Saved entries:
--------------------------------
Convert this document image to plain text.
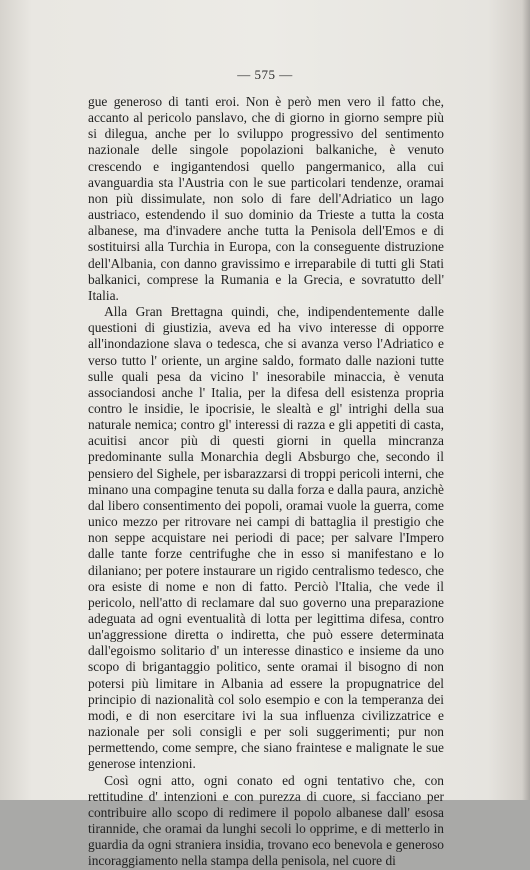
— 575 —

gue generoso di tanti eroi. Non è però men vero il fatto che, accanto al pericolo panslavo, che di giorno in giorno sempre più si dilegua, anche per lo sviluppo progressivo del sentimento nazionale delle singole popolazioni balkaniche, è venuto crescendo e ingigantendosi quello pangermanico, alla cui avanguardia sta l'Austria con le sue particolari tendenze, oramai non più dissimulate, non solo di fare dell'Adriatico un lago austriaco, estendendo il suo dominio da Trieste a tutta la costa albanese, ma d'invadere anche tutta la Penisola dell'Emos e di sostituirsi alla Turchia in Europa, con la conseguente distruzione dell'Albania, con danno gravissimo e irreparabile di tutti gli Stati balkanici, comprese la Rumania e la Grecia, e sovratutto dell' Italia.

Alla Gran Brettagna quindi, che, indipendentemente dalle questioni di giustizia, aveva ed ha vivo interesse di opporre all'inondazione slava o tedesca, che si avanza verso l'Adriatico e verso tutto l' oriente, un argine saldo, formato dalle nazioni tutte sulle quali pesa da vicino l' inesorabile minaccia, è venuta associandosi anche l' Italia, per la difesa dell esistenza propria contro le insidie, le ipocrisie, le slealtà e gl' intrighi della sua naturale nemica; contro gl' interessi di razza e gli appetiti di casta, acuitisi ancor più di questi giorni in quella mincranza predominante sulla Monarchia degli Absburgo che, secondo il pensiero del Sighele, per isbarazzarsi di troppi pericoli interni, che minano una compagine tenuta su dalla forza e dalla paura, anzichè dal libero consentimento dei popoli, oramai vuole la guerra, come unico mezzo per ritrovare nei campi di battaglia il prestigio che non seppe acquistare nei periodi di pace; per salvare l'Impero dalle tante forze centrifughe che in esso si manifestano e lo dilaniano; per potere instaurare un rigido centralismo tedesco, che ora esiste di nome e non di fatto. Perciò l'Italia, che vede il pericolo, nell'atto di reclamare dal suo governo una preparazione adeguata ad ogni eventualità di lotta per legittima difesa, contro un'aggressione diretta o indiretta, che può essere determinata dall'egoismo solitario d' un interesse dinastico e insieme da uno scopo di brigantaggio politico, sente oramai il bisogno di non potersi più limitare in Albania ad essere la propugnatrice del principio di nazionalità col solo esempio e con la temperanza dei modi, e di non esercitare ivi la sua influenza civilizzatrice e nazionale per soli consigli e per soli suggerimenti; pur non permettendo, come sempre, che siano fraintese e malignate le sue generose intenzioni.

Così ogni atto, ogni conato ed ogni tentativo che, con rettitudine d' intenzioni e con purezza di cuore, si facciano per contribuire allo scopo di redimere il popolo albanese dall' esosa tirannide, che oramai da lunghi secoli lo opprime, e di metterlo in guardia da ogni straniera insidia, trovano eco benevola e generoso incoraggiamento nella stampa della penisola, nel cuore di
--------------------------------
(Task description): Please set down each line of the data above exactly as written, without the pictures.

(Written response):
Convert this document image to plain text.
— 575 —

gue generoso di tanti eroi. Non è però men vero il fatto che, accanto al pericolo panslavo, che di giorno in giorno sempre più si dilegua, anche per lo sviluppo progressivo del sentimento nazionale delle singole popolazioni balkaniche, è venuto crescendo e ingigantendosi quello pangermanico, alla cui avanguardia sta l'Austria con le sue particolari tendenze, oramai non più dissimulate, non solo di fare dell'Adriatico un lago austriaco, estendendo il suo dominio da Trieste a tutta la costa albanese, ma d'invadere anche tutta la Penisola dell'Emos e di sostituirsi alla Turchia in Europa, con la conseguente distruzione dell'Albania, con danno gravissimo e irreparabile di tutti gli Stati balkanici, comprese la Rumania e la Grecia, e sovratutto dell' Italia.

Alla Gran Brettagna quindi, che, indipendentemente dalle questioni di giustizia, aveva ed ha vivo interesse di opporre all'inondazione slava o tedesca, che si avanza verso l'Adriatico e verso tutto l' oriente, un argine saldo, formato dalle nazioni tutte sulle quali pesa da vicino l' inesorabile minaccia, è venuta associandosi anche l' Italia, per la difesa dell esistenza propria contro le insidie, le ipocrisie, le slealtà e gl' intrighi della sua naturale nemica; contro gl' interessi di razza e gli appetiti di casta, acuitisi ancor più di questi giorni in quella mincranza predominante sulla Monarchia degli Absburgo che, secondo il pensiero del Sighele, per isbarazzarsi di troppi pericoli interni, che minano una compagine tenuta su dalla forza e dalla paura, anzichè dal libero consentimento dei popoli, oramai vuole la guerra, come unico mezzo per ritrovare nei campi di battaglia il prestigio che non seppe acquistare nei periodi di pace; per salvare l'Impero dalle tante forze centrifughe che in esso si manifestano e lo dilaniano; per potere instaurare un rigido centralismo tedesco, che ora esiste di nome e non di fatto. Perciò l'Italia, che vede il pericolo, nell'atto di reclamare dal suo governo una preparazione adeguata ad ogni eventualità di lotta per legittima difesa, contro un'aggressione diretta o indiretta, che può essere determinata dall'egoismo solitario d' un interesse dinastico e insieme da uno scopo di brigantaggio politico, sente oramai il bisogno di non potersi più limitare in Albania ad essere la propugnatrice del principio di nazionalità col solo esempio e con la temperanza dei modi, e di non esercitare ivi la sua influenza civilizzatrice e nazionale per soli consigli e per soli suggerimenti; pur non permettendo, come sempre, che siano fraintese e malignate le sue generose intenzioni.

Così ogni atto, ogni conato ed ogni tentativo che, con rettitudine d' intenzioni e con purezza di cuore, si facciano per contribuire allo scopo di redimere il popolo albanese dall' esosa tirannide, che oramai da lunghi secoli lo opprime, e di metterlo in guardia da ogni straniera insidia, trovano eco benevola e generoso incoraggiamento nella stampa della penisola, nel cuore di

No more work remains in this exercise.